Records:
==========
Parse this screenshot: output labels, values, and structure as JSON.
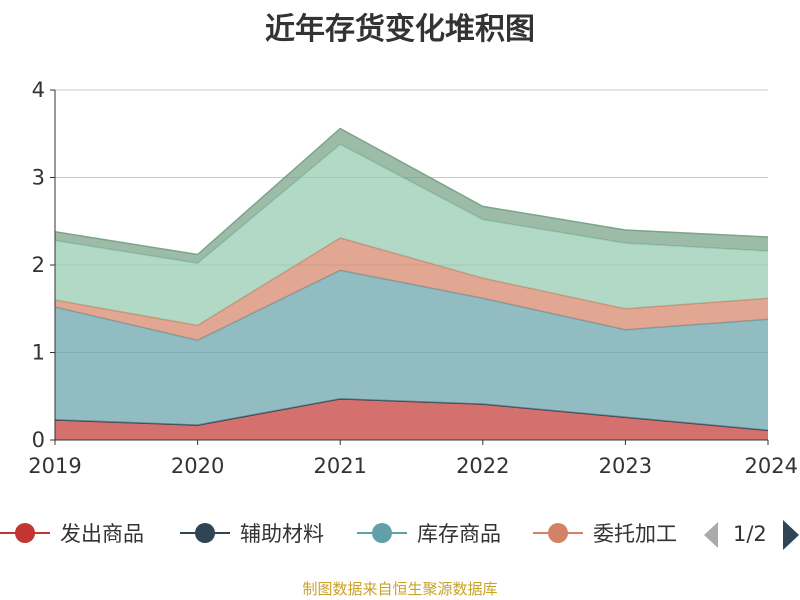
{
  "chart_data": {
    "type": "area",
    "stacked": true,
    "title": "近年存货变化堆积图",
    "x": [
      "2019",
      "2020",
      "2021",
      "2022",
      "2023",
      "2024"
    ],
    "ylim": [
      0,
      4
    ],
    "yticks": [
      "0",
      "1",
      "2",
      "3",
      "4"
    ],
    "grid": true,
    "legend_position": "bottom",
    "legend_page": "1/2",
    "series": [
      {
        "name": "发出商品",
        "color": "#c23531",
        "values": [
          0.23,
          0.17,
          0.47,
          0.41,
          0.26,
          0.11
        ]
      },
      {
        "name": "辅助材料",
        "color": "#2f4554",
        "values": [
          0.0,
          0.0,
          0.0,
          0.0,
          0.0,
          0.0
        ]
      },
      {
        "name": "库存商品",
        "color": "#61a0a8",
        "values": [
          1.29,
          0.97,
          1.47,
          1.21,
          1.0,
          1.27
        ]
      },
      {
        "name": "委托加工",
        "color": "#d48265",
        "values": [
          0.08,
          0.17,
          0.37,
          0.23,
          0.24,
          0.24
        ]
      },
      {
        "name": "",
        "color": "#91c7ae",
        "values": [
          0.68,
          0.71,
          1.07,
          0.67,
          0.75,
          0.54
        ]
      },
      {
        "name": "",
        "color": "#749f83",
        "values": [
          0.1,
          0.1,
          0.18,
          0.15,
          0.15,
          0.16
        ]
      }
    ]
  },
  "source": "制图数据来自恒生聚源数据库"
}
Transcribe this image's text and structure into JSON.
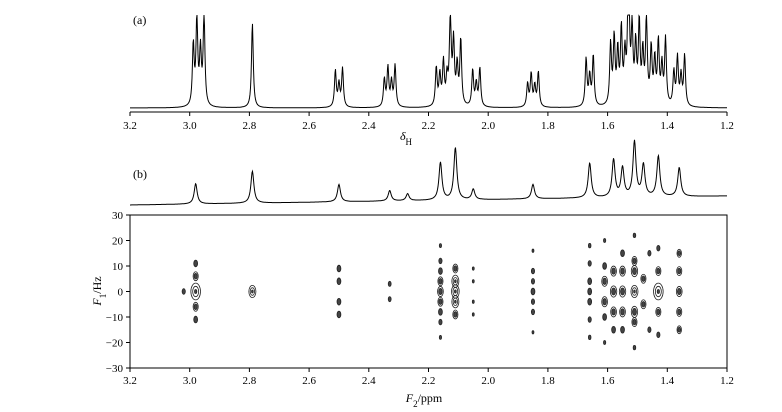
{
  "figure": {
    "panel_a_label": "(a)",
    "panel_b_label": "(b)",
    "xlabel_a_main": "δ",
    "xlabel_a_sub": "H",
    "xlabel_b_main": "F",
    "xlabel_b_sub": "2",
    "xlabel_b_unit": "/ppm",
    "ylabel_b_main": "F",
    "ylabel_b_sub": "1",
    "ylabel_b_unit": "/Hz"
  },
  "chart_data": [
    {
      "type": "line",
      "panel": "a",
      "title": "",
      "xlabel": "δH",
      "xlim": [
        3.2,
        1.2
      ],
      "x_reversed": true,
      "xticks": [
        "3.2",
        "3.0",
        "2.8",
        "2.6",
        "2.4",
        "2.2",
        "2.0",
        "1.8",
        "1.6",
        "1.4",
        "1.2"
      ],
      "peaks": [
        {
          "ppm": 2.97,
          "rel_height": 1.0,
          "mult": 4
        },
        {
          "ppm": 2.79,
          "rel_height": 0.92,
          "mult": 1
        },
        {
          "ppm": 2.5,
          "rel_height": 0.42,
          "mult": 3
        },
        {
          "ppm": 2.33,
          "rel_height": 0.45,
          "mult": 4
        },
        {
          "ppm": 2.15,
          "rel_height": 0.5,
          "mult": 5
        },
        {
          "ppm": 2.11,
          "rel_height": 0.72,
          "mult": 4
        },
        {
          "ppm": 2.04,
          "rel_height": 0.42,
          "mult": 3
        },
        {
          "ppm": 1.85,
          "rel_height": 0.38,
          "mult": 4
        },
        {
          "ppm": 1.66,
          "rel_height": 0.55,
          "mult": 3
        },
        {
          "ppm": 1.56,
          "rel_height": 0.85,
          "mult": 6
        },
        {
          "ppm": 1.5,
          "rel_height": 0.93,
          "mult": 6
        },
        {
          "ppm": 1.43,
          "rel_height": 0.72,
          "mult": 5
        },
        {
          "ppm": 1.36,
          "rel_height": 0.55,
          "mult": 4
        }
      ]
    },
    {
      "type": "line",
      "panel": "b-projection",
      "xlim": [
        3.2,
        1.2
      ],
      "x_reversed": true,
      "peaks": [
        {
          "ppm": 2.98,
          "rel_height": 0.35
        },
        {
          "ppm": 2.79,
          "rel_height": 0.55
        },
        {
          "ppm": 2.5,
          "rel_height": 0.3
        },
        {
          "ppm": 2.33,
          "rel_height": 0.18
        },
        {
          "ppm": 2.27,
          "rel_height": 0.12
        },
        {
          "ppm": 2.16,
          "rel_height": 0.65
        },
        {
          "ppm": 2.11,
          "rel_height": 0.9
        },
        {
          "ppm": 2.05,
          "rel_height": 0.18
        },
        {
          "ppm": 1.85,
          "rel_height": 0.25
        },
        {
          "ppm": 1.66,
          "rel_height": 0.6
        },
        {
          "ppm": 1.58,
          "rel_height": 0.65
        },
        {
          "ppm": 1.55,
          "rel_height": 0.5
        },
        {
          "ppm": 1.51,
          "rel_height": 0.95
        },
        {
          "ppm": 1.48,
          "rel_height": 0.55
        },
        {
          "ppm": 1.43,
          "rel_height": 0.7
        },
        {
          "ppm": 1.36,
          "rel_height": 0.5
        }
      ]
    },
    {
      "type": "scatter",
      "panel": "b-2d",
      "xlabel": "F2/ppm",
      "ylabel": "F1/Hz",
      "xlim": [
        3.2,
        1.2
      ],
      "ylim": [
        -30,
        30
      ],
      "x_reversed": true,
      "xticks": [
        "3.2",
        "3.0",
        "2.8",
        "2.6",
        "2.4",
        "2.2",
        "2.0",
        "1.8",
        "1.6",
        "1.4",
        "1.2"
      ],
      "yticks": [
        "30",
        "20",
        "10",
        "0",
        "−10",
        "−20",
        "−30"
      ],
      "ytick_values": [
        30,
        20,
        10,
        0,
        -10,
        -20,
        -30
      ],
      "contours": [
        {
          "x": 2.98,
          "y": [
            11,
            6,
            0,
            -6,
            -11
          ],
          "size": [
            1.2,
            1.6,
            3.0,
            1.6,
            1.2
          ]
        },
        {
          "x": 3.02,
          "y": [
            0
          ],
          "size": [
            1.0
          ]
        },
        {
          "x": 2.79,
          "y": [
            0
          ],
          "size": [
            2.2
          ]
        },
        {
          "x": 2.5,
          "y": [
            9,
            4,
            -4,
            -9
          ],
          "size": [
            1.2,
            1.2,
            1.2,
            1.2
          ]
        },
        {
          "x": 2.33,
          "y": [
            3,
            -3
          ],
          "size": [
            0.9,
            0.9
          ]
        },
        {
          "x": 2.16,
          "y": [
            18,
            12,
            8,
            4,
            0,
            -4,
            -8,
            -12,
            -18
          ],
          "size": [
            0.7,
            1.0,
            1.2,
            1.6,
            1.8,
            1.6,
            1.2,
            1.0,
            0.7
          ]
        },
        {
          "x": 2.11,
          "y": [
            9,
            4,
            0,
            -4,
            -9
          ],
          "size": [
            1.6,
            2.2,
            2.4,
            2.2,
            1.6
          ]
        },
        {
          "x": 2.05,
          "y": [
            9,
            4,
            -4,
            -9
          ],
          "size": [
            0.6,
            0.6,
            0.6,
            0.6
          ]
        },
        {
          "x": 1.85,
          "y": [
            16,
            8,
            4,
            0,
            -4,
            -8,
            -16
          ],
          "size": [
            0.6,
            1.0,
            1.0,
            1.2,
            1.0,
            1.0,
            0.6
          ]
        },
        {
          "x": 1.66,
          "y": [
            18,
            11,
            4,
            0,
            -4,
            -11,
            -18
          ],
          "size": [
            0.8,
            1.0,
            1.2,
            1.2,
            1.2,
            1.0,
            0.8
          ]
        },
        {
          "x": 1.61,
          "y": [
            20,
            10,
            4,
            -4,
            -10,
            -20
          ],
          "size": [
            0.7,
            1.2,
            1.8,
            1.8,
            1.2,
            0.7
          ]
        },
        {
          "x": 1.58,
          "y": [
            8,
            0,
            -8,
            -15
          ],
          "size": [
            1.8,
            2.0,
            1.8,
            1.2
          ]
        },
        {
          "x": 1.55,
          "y": [
            15,
            8,
            0,
            -8,
            -15
          ],
          "size": [
            1.2,
            1.8,
            2.0,
            1.8,
            1.2
          ]
        },
        {
          "x": 1.51,
          "y": [
            22,
            12,
            8,
            0,
            -8,
            -12,
            -22
          ],
          "size": [
            0.8,
            1.6,
            2.0,
            2.2,
            2.0,
            1.6,
            0.8
          ]
        },
        {
          "x": 1.48,
          "y": [
            5,
            -5
          ],
          "size": [
            1.6,
            1.6
          ]
        },
        {
          "x": 1.46,
          "y": [
            15,
            -15
          ],
          "size": [
            1.0,
            1.0
          ]
        },
        {
          "x": 1.43,
          "y": [
            17,
            8,
            0,
            -8,
            -17
          ],
          "size": [
            1.0,
            1.6,
            3.0,
            1.6,
            1.0
          ]
        },
        {
          "x": 1.36,
          "y": [
            15,
            8,
            0,
            -8,
            -15
          ],
          "size": [
            1.4,
            1.6,
            1.8,
            1.6,
            1.4
          ]
        }
      ]
    }
  ]
}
==========
Exercise description → All lines above containing the string "name" are to be collected.

Result of this task →
        "name": "发出商品",
        "name": "辅助材料",
        "name": "库存商品",
        "name": "委托加工",
        "name": "",
        "name": "",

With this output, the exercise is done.